Direction -> Repeat all the records exactly, omitting pictures.

Records shown ->
__________________________________________________
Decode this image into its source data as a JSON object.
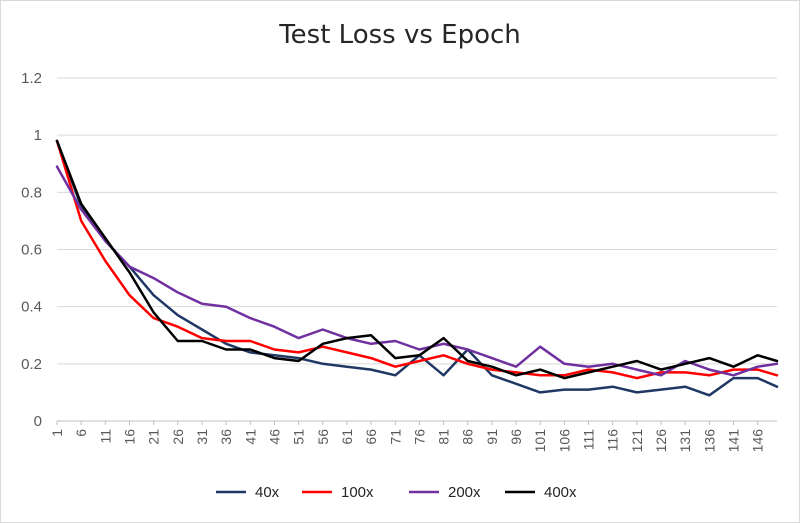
{
  "chart_data": {
    "type": "line",
    "title": "Test Loss vs Epoch",
    "xlabel": "",
    "ylabel": "",
    "xlim": [
      1,
      150
    ],
    "ylim": [
      0,
      1.2
    ],
    "y_ticks": [
      "0",
      "0.2",
      "0.4",
      "0.6",
      "0.8",
      "1",
      "1.2"
    ],
    "x_tick_labels": [
      "1",
      "6",
      "11",
      "16",
      "21",
      "26",
      "31",
      "36",
      "41",
      "46",
      "51",
      "56",
      "61",
      "66",
      "71",
      "76",
      "81",
      "86",
      "91",
      "96",
      "101",
      "106",
      "111",
      "116",
      "121",
      "126",
      "131",
      "136",
      "141",
      "146"
    ],
    "grid": "horizontal",
    "legend_position": "bottom",
    "x_keyframes": [
      1,
      6,
      11,
      16,
      21,
      26,
      31,
      36,
      41,
      46,
      51,
      56,
      61,
      66,
      71,
      76,
      81,
      86,
      91,
      96,
      101,
      106,
      111,
      116,
      121,
      126,
      131,
      136,
      141,
      146,
      150
    ],
    "series": [
      {
        "name": "40x",
        "color": "#1f3864",
        "values": [
          0.98,
          0.75,
          0.63,
          0.54,
          0.44,
          0.37,
          0.32,
          0.27,
          0.24,
          0.23,
          0.22,
          0.2,
          0.19,
          0.18,
          0.16,
          0.23,
          0.16,
          0.25,
          0.16,
          0.13,
          0.1,
          0.11,
          0.11,
          0.12,
          0.1,
          0.11,
          0.12,
          0.09,
          0.15,
          0.15,
          0.12
        ]
      },
      {
        "name": "100x",
        "color": "#ff0000",
        "values": [
          0.98,
          0.7,
          0.56,
          0.44,
          0.36,
          0.33,
          0.29,
          0.28,
          0.28,
          0.25,
          0.24,
          0.26,
          0.24,
          0.22,
          0.19,
          0.21,
          0.23,
          0.2,
          0.18,
          0.17,
          0.16,
          0.16,
          0.18,
          0.17,
          0.15,
          0.17,
          0.17,
          0.16,
          0.18,
          0.18,
          0.16
        ]
      },
      {
        "name": "200x",
        "color": "#7030a0",
        "values": [
          0.89,
          0.74,
          0.63,
          0.54,
          0.5,
          0.45,
          0.41,
          0.4,
          0.36,
          0.33,
          0.29,
          0.32,
          0.29,
          0.27,
          0.28,
          0.25,
          0.27,
          0.25,
          0.22,
          0.19,
          0.26,
          0.2,
          0.19,
          0.2,
          0.18,
          0.16,
          0.21,
          0.18,
          0.16,
          0.19,
          0.2
        ]
      },
      {
        "name": "400x",
        "color": "#000000",
        "values": [
          0.98,
          0.76,
          0.64,
          0.52,
          0.38,
          0.28,
          0.28,
          0.25,
          0.25,
          0.22,
          0.21,
          0.27,
          0.29,
          0.3,
          0.22,
          0.23,
          0.29,
          0.21,
          0.19,
          0.16,
          0.18,
          0.15,
          0.17,
          0.19,
          0.21,
          0.18,
          0.2,
          0.22,
          0.19,
          0.23,
          0.21
        ]
      }
    ]
  }
}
__________________________________________________
Exercise solution ->
Decode this image into its source data as a JSON object.
{
  "chart_data": {
    "type": "line",
    "title": "Test Loss vs Epoch",
    "xlabel": "",
    "ylabel": "",
    "xlim": [
      1,
      150
    ],
    "ylim": [
      0,
      1.2
    ],
    "y_ticks": [
      "0",
      "0.2",
      "0.4",
      "0.6",
      "0.8",
      "1",
      "1.2"
    ],
    "x_tick_labels": [
      "1",
      "6",
      "11",
      "16",
      "21",
      "26",
      "31",
      "36",
      "41",
      "46",
      "51",
      "56",
      "61",
      "66",
      "71",
      "76",
      "81",
      "86",
      "91",
      "96",
      "101",
      "106",
      "111",
      "116",
      "121",
      "126",
      "131",
      "136",
      "141",
      "146"
    ],
    "grid": "horizontal",
    "legend_position": "bottom",
    "x_keyframes": [
      1,
      6,
      11,
      16,
      21,
      26,
      31,
      36,
      41,
      46,
      51,
      56,
      61,
      66,
      71,
      76,
      81,
      86,
      91,
      96,
      101,
      106,
      111,
      116,
      121,
      126,
      131,
      136,
      141,
      146,
      150
    ],
    "series": [
      {
        "name": "40x",
        "color": "#1f3864",
        "values": [
          0.98,
          0.75,
          0.63,
          0.54,
          0.44,
          0.37,
          0.32,
          0.27,
          0.24,
          0.23,
          0.22,
          0.2,
          0.19,
          0.18,
          0.16,
          0.23,
          0.16,
          0.25,
          0.16,
          0.13,
          0.1,
          0.11,
          0.11,
          0.12,
          0.1,
          0.11,
          0.12,
          0.09,
          0.15,
          0.15,
          0.12
        ]
      },
      {
        "name": "100x",
        "color": "#ff0000",
        "values": [
          0.98,
          0.7,
          0.56,
          0.44,
          0.36,
          0.33,
          0.29,
          0.28,
          0.28,
          0.25,
          0.24,
          0.26,
          0.24,
          0.22,
          0.19,
          0.21,
          0.23,
          0.2,
          0.18,
          0.17,
          0.16,
          0.16,
          0.18,
          0.17,
          0.15,
          0.17,
          0.17,
          0.16,
          0.18,
          0.18,
          0.16
        ]
      },
      {
        "name": "200x",
        "color": "#7030a0",
        "values": [
          0.89,
          0.74,
          0.63,
          0.54,
          0.5,
          0.45,
          0.41,
          0.4,
          0.36,
          0.33,
          0.29,
          0.32,
          0.29,
          0.27,
          0.28,
          0.25,
          0.27,
          0.25,
          0.22,
          0.19,
          0.26,
          0.2,
          0.19,
          0.2,
          0.18,
          0.16,
          0.21,
          0.18,
          0.16,
          0.19,
          0.2
        ]
      },
      {
        "name": "400x",
        "color": "#000000",
        "values": [
          0.98,
          0.76,
          0.64,
          0.52,
          0.38,
          0.28,
          0.28,
          0.25,
          0.25,
          0.22,
          0.21,
          0.27,
          0.29,
          0.3,
          0.22,
          0.23,
          0.29,
          0.21,
          0.19,
          0.16,
          0.18,
          0.15,
          0.17,
          0.19,
          0.21,
          0.18,
          0.2,
          0.22,
          0.19,
          0.23,
          0.21
        ]
      }
    ]
  }
}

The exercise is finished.